** begin Data section **

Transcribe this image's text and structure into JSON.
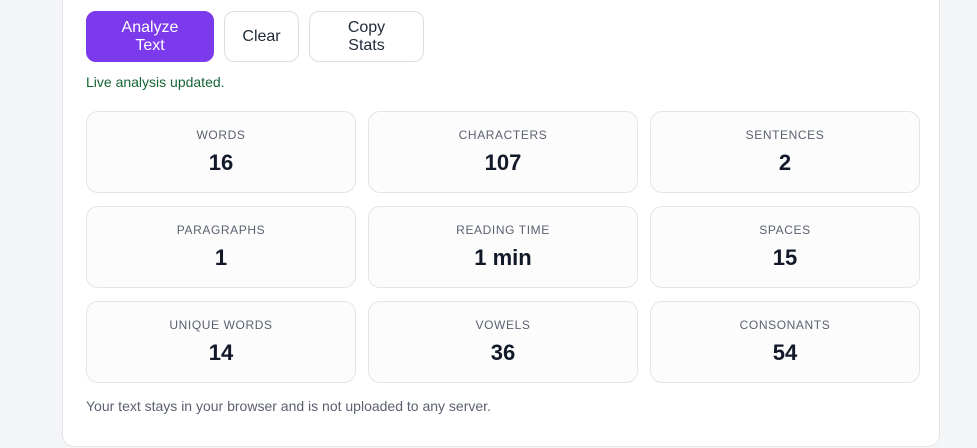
{
  "actions": {
    "analyze_label": "Analyze Text",
    "clear_label": "Clear",
    "copy_label": "Copy Stats"
  },
  "status": "Live analysis updated.",
  "stats": [
    {
      "label": "WORDS",
      "value": "16"
    },
    {
      "label": "CHARACTERS",
      "value": "107"
    },
    {
      "label": "SENTENCES",
      "value": "2"
    },
    {
      "label": "PARAGRAPHS",
      "value": "1"
    },
    {
      "label": "READING TIME",
      "value": "1 min"
    },
    {
      "label": "SPACES",
      "value": "15"
    },
    {
      "label": "UNIQUE WORDS",
      "value": "14"
    },
    {
      "label": "VOWELS",
      "value": "36"
    },
    {
      "label": "CONSONANTS",
      "value": "54"
    }
  ],
  "footnote": "Your text stays in your browser and is not uploaded to any server.",
  "colors": {
    "accent": "#7c3aed",
    "status": "#166534"
  }
}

** end Data section **

* Job *
Gather all lines where the word "status" appears.

* Reply to the exercise *
  "status": "Live analysis updated.",
    "status": "#166534"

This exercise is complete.